> [ENTRIES SHOWN]:
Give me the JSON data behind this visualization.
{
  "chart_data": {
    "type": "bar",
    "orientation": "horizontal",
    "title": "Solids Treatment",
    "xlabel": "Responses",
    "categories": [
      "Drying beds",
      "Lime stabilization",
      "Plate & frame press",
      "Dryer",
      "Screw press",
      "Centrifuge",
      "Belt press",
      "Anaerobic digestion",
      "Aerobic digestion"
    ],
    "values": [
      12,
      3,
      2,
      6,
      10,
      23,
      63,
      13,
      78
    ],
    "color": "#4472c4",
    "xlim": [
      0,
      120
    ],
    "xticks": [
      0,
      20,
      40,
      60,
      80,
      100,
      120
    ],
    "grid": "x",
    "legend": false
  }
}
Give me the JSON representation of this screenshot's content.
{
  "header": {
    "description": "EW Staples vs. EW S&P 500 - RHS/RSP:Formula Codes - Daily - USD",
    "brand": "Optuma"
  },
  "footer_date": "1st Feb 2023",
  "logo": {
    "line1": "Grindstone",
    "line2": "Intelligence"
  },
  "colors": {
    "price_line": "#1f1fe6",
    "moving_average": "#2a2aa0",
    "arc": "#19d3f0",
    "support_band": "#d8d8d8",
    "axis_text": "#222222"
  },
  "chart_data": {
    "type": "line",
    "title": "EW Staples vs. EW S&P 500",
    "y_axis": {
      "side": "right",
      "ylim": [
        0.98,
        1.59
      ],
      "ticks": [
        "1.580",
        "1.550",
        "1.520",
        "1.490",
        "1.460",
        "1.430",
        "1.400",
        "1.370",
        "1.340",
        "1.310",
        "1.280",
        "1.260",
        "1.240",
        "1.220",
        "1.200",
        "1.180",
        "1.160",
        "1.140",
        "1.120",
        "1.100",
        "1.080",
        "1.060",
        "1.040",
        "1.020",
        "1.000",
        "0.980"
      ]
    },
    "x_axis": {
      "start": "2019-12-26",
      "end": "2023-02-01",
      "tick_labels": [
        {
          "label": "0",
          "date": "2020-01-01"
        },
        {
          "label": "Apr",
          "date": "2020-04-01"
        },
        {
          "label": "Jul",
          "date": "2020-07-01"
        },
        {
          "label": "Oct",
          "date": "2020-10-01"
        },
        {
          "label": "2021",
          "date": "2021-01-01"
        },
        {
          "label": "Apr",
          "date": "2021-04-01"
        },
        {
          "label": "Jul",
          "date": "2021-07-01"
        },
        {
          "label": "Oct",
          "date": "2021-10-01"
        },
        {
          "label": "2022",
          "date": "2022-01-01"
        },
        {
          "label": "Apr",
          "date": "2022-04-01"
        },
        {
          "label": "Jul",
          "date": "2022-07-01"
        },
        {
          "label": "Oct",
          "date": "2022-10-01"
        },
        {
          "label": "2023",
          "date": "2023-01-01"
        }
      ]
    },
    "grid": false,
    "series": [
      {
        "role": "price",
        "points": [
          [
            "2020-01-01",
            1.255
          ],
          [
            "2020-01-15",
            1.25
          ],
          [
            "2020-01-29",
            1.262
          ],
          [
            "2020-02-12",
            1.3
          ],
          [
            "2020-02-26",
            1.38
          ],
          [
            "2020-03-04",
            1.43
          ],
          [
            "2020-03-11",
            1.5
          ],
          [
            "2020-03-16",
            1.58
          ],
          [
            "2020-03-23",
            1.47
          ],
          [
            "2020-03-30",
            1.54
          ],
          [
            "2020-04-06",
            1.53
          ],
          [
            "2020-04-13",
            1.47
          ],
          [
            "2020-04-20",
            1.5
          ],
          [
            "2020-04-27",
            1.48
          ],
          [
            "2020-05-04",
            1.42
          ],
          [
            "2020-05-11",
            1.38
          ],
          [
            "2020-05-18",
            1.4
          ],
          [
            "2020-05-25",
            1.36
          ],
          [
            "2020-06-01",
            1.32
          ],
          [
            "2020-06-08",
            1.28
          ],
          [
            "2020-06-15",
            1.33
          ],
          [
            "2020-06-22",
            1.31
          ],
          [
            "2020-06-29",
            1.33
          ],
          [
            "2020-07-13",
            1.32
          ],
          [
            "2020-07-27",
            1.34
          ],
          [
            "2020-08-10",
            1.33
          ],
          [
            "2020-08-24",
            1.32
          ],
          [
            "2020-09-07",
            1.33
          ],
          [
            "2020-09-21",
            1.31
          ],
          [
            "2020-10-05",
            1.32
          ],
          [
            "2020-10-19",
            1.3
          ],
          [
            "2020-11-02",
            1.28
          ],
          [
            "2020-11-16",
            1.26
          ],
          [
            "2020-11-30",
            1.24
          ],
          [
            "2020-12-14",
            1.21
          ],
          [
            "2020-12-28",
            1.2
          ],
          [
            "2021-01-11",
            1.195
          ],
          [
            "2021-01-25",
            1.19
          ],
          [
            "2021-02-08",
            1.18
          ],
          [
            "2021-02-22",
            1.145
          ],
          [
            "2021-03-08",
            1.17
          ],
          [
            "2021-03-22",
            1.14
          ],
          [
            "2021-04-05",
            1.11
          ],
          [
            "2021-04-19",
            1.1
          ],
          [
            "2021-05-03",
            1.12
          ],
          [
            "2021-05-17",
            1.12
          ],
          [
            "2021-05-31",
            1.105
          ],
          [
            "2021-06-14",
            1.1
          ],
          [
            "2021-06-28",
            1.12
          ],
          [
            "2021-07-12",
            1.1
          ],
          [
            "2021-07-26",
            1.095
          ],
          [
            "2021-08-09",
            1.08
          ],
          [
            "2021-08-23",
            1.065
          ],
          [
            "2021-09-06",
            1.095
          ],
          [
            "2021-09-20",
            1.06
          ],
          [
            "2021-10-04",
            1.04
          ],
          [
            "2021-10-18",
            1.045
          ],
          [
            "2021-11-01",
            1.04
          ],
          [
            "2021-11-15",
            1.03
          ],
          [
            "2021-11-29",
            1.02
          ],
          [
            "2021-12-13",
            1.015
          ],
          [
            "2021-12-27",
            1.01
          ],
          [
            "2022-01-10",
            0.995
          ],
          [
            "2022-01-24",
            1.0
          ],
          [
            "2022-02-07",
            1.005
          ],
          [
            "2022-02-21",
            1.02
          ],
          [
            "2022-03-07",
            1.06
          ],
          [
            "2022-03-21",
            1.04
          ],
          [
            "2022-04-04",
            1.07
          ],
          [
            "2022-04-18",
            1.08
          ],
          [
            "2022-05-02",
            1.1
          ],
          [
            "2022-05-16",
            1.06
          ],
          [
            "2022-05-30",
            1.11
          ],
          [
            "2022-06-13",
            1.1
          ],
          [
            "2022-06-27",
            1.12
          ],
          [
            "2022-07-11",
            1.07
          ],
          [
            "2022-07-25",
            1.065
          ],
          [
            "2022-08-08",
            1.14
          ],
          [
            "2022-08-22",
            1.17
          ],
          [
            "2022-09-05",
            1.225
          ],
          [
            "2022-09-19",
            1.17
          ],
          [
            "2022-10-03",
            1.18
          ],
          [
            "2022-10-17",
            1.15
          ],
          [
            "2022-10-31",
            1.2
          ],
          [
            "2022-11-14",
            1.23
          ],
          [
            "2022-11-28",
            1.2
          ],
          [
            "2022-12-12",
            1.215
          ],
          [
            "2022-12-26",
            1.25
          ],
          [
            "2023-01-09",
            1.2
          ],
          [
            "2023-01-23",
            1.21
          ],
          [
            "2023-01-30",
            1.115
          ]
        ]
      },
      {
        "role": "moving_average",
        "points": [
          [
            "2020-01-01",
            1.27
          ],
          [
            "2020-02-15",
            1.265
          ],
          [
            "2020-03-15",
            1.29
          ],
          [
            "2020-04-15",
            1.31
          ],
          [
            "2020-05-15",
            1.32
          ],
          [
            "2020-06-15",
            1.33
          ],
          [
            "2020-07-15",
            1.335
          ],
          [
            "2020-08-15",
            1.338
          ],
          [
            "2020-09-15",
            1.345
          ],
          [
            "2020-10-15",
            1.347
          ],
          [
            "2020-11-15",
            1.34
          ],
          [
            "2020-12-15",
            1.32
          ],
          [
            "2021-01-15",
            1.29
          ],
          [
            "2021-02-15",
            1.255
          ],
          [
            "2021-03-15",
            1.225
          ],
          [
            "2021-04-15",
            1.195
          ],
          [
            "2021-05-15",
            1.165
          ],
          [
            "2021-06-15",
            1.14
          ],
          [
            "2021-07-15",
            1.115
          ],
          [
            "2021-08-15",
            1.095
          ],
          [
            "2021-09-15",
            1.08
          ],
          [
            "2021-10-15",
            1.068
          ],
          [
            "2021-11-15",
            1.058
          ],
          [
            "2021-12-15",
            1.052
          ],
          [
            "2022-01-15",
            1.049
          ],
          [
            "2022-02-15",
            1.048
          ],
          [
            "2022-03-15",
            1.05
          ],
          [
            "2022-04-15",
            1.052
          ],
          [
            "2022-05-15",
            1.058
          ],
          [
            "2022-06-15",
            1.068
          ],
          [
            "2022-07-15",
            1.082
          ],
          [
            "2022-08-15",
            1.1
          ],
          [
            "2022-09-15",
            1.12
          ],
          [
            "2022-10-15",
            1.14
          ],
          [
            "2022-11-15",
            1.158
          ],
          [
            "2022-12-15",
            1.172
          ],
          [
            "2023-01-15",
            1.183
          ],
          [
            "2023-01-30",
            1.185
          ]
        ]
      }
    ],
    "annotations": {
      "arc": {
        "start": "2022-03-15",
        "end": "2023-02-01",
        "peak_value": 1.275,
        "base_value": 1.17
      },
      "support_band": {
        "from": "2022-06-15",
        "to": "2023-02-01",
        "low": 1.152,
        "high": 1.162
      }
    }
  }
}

> [WHAT IS BEING ASKED]:
Looking at the entries above, state how many lines contain "JSON"; give the number alone.

> [FINAL RESULT]:
2